• WHAT YOU SHOULD DO:
Retype each record shown below, leaving every character as it is.

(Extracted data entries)
++++++
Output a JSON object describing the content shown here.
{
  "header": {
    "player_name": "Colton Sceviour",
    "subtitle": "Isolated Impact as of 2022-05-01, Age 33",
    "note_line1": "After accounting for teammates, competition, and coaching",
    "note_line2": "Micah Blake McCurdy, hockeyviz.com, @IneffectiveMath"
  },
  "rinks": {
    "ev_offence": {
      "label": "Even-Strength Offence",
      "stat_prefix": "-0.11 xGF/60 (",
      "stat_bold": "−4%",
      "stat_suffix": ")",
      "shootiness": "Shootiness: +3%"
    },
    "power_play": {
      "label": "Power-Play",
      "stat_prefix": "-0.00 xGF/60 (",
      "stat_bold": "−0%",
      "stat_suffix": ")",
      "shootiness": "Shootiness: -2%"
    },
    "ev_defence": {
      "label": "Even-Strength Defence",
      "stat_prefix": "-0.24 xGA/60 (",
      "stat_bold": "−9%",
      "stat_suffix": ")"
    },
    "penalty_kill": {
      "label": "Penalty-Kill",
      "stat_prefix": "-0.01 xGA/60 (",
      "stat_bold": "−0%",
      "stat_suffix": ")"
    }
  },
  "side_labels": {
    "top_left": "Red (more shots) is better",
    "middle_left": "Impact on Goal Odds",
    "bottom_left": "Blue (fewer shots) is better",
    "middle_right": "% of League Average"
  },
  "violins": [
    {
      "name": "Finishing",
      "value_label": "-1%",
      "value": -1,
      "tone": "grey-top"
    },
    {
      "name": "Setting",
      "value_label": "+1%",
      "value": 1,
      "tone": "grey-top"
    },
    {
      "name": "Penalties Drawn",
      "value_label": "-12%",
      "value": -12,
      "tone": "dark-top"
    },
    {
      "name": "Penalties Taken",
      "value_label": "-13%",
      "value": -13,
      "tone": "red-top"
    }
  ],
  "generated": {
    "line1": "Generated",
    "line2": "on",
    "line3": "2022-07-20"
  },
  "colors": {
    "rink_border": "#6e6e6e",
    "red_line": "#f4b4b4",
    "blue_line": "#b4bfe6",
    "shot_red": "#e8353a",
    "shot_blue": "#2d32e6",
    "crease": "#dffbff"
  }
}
++++++
• RESULT OF THIS TASK:
Output a JSON object describing the content shown here.
{
  "header": {
    "player_name": "Colton Sceviour",
    "subtitle": "Isolated Impact as of 2022-05-01, Age 33",
    "note_line1": "After accounting for teammates, competition, and coaching",
    "note_line2": "Micah Blake McCurdy, hockeyviz.com, @IneffectiveMath"
  },
  "rinks": {
    "ev_offence": {
      "label": "Even-Strength Offence",
      "stat_prefix": "-0.11 xGF/60 (",
      "stat_bold": "−4%",
      "stat_suffix": ")",
      "shootiness": "Shootiness: +3%"
    },
    "power_play": {
      "label": "Power-Play",
      "stat_prefix": "-0.00 xGF/60 (",
      "stat_bold": "−0%",
      "stat_suffix": ")",
      "shootiness": "Shootiness: -2%"
    },
    "ev_defence": {
      "label": "Even-Strength Defence",
      "stat_prefix": "-0.24 xGA/60 (",
      "stat_bold": "−9%",
      "stat_suffix": ")"
    },
    "penalty_kill": {
      "label": "Penalty-Kill",
      "stat_prefix": "-0.01 xGA/60 (",
      "stat_bold": "−0%",
      "stat_suffix": ")"
    }
  },
  "side_labels": {
    "top_left": "Red (more shots) is better",
    "middle_left": "Impact on Goal Odds",
    "bottom_left": "Blue (fewer shots) is better",
    "middle_right": "% of League Average"
  },
  "violins": [
    {
      "name": "Finishing",
      "value_label": "-1%",
      "value": -1,
      "tone": "grey-top"
    },
    {
      "name": "Setting",
      "value_label": "+1%",
      "value": 1,
      "tone": "grey-top"
    },
    {
      "name": "Penalties Drawn",
      "value_label": "-12%",
      "value": -12,
      "tone": "dark-top"
    },
    {
      "name": "Penalties Taken",
      "value_label": "-13%",
      "value": -13,
      "tone": "red-top"
    }
  ],
  "generated": {
    "line1": "Generated",
    "line2": "on",
    "line3": "2022-07-20"
  },
  "colors": {
    "rink_border": "#6e6e6e",
    "red_line": "#f4b4b4",
    "blue_line": "#b4bfe6",
    "shot_red": "#e8353a",
    "shot_blue": "#2d32e6",
    "crease": "#dffbff"
  }
}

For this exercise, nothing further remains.